* [Source passage]
※

Pottsville's rental inspections not only evade the protections intended by the Fourth Amendment and the arguable even more protective Pennsylvania constitution, but may even do so deliberately. How convenient it is for law enforcement to have colleagues acting as their eyes and ears, but subject to fewer restrictions.

Unsurprisingly, Pottstown tenants Dorothy and Omar Rivera, and their landlord Steve Camburn, objected to the cause-less search and filed suit in 2017 to prevent the invasion of their home. They were joined by Kathleen and Rosemarie O'Connor, who live next door to their father, Thomas O'Connor, in a second family home that the city treats as a rental unit. The plaintiffs are represented by a team led by the Institute for Justice.

Fighting coerced, cause-less inspection of rental units isn't new for the Institute for Justice. It challenged Yuma, Arizona over a similar law in 2002, and forced the city to make search warrants conditional on probable cause. The group is currently fighting similar inspections in Zion, Illinois, and Seattle, Washington, as well.

※

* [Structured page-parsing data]
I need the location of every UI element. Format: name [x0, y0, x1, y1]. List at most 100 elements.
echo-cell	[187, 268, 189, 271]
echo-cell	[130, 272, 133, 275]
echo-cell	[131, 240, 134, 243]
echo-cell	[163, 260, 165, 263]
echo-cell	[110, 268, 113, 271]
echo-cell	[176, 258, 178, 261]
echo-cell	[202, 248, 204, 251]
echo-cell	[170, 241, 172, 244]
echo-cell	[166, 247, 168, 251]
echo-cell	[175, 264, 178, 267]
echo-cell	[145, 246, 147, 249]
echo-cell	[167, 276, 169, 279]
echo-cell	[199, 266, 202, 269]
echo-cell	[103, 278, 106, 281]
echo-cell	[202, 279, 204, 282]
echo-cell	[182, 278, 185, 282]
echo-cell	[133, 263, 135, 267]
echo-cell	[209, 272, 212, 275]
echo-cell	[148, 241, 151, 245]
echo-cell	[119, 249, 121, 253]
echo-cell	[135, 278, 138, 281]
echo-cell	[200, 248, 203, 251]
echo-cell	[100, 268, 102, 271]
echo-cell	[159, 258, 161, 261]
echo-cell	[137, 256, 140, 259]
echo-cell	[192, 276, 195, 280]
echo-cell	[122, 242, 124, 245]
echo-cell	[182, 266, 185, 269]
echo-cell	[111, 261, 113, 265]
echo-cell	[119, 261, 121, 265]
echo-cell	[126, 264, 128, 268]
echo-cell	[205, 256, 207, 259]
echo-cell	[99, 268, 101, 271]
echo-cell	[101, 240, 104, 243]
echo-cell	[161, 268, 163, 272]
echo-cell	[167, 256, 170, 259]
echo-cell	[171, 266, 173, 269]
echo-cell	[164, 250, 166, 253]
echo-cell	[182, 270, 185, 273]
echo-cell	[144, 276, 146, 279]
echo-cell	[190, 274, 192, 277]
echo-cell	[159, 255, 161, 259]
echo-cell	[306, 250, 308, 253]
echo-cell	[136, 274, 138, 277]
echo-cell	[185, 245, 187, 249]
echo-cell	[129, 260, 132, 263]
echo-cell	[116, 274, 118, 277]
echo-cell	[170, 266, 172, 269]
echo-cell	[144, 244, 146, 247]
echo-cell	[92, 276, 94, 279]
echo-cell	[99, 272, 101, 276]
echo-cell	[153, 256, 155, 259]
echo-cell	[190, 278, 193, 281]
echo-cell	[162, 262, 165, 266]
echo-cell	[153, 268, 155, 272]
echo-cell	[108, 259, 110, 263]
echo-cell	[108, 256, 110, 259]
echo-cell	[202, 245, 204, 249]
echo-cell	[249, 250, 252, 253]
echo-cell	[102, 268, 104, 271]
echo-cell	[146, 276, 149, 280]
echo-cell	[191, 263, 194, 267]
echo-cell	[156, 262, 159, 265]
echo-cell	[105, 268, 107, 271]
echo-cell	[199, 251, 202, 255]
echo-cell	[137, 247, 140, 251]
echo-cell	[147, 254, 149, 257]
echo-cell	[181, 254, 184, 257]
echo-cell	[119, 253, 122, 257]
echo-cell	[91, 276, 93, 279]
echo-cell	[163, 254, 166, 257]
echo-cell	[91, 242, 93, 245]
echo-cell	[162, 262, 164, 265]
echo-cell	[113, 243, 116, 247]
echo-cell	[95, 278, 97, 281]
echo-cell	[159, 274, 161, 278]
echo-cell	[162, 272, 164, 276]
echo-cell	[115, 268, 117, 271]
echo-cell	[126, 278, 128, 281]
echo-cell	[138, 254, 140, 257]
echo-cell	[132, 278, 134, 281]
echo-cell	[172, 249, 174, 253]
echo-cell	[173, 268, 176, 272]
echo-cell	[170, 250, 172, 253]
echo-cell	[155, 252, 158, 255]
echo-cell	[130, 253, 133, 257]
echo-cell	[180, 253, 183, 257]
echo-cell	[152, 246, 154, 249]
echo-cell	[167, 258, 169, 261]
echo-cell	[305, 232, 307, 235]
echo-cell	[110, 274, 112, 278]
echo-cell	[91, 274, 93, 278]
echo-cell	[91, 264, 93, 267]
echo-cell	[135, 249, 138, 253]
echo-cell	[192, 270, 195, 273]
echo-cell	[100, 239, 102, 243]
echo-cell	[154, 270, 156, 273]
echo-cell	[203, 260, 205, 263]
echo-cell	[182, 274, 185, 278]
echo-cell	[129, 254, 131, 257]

※

* [Task directions] In the passage on rental inspections, please state the year the Institute for Justice challenged Yuma, Arizona over a similar law.

* [Written answer] 2002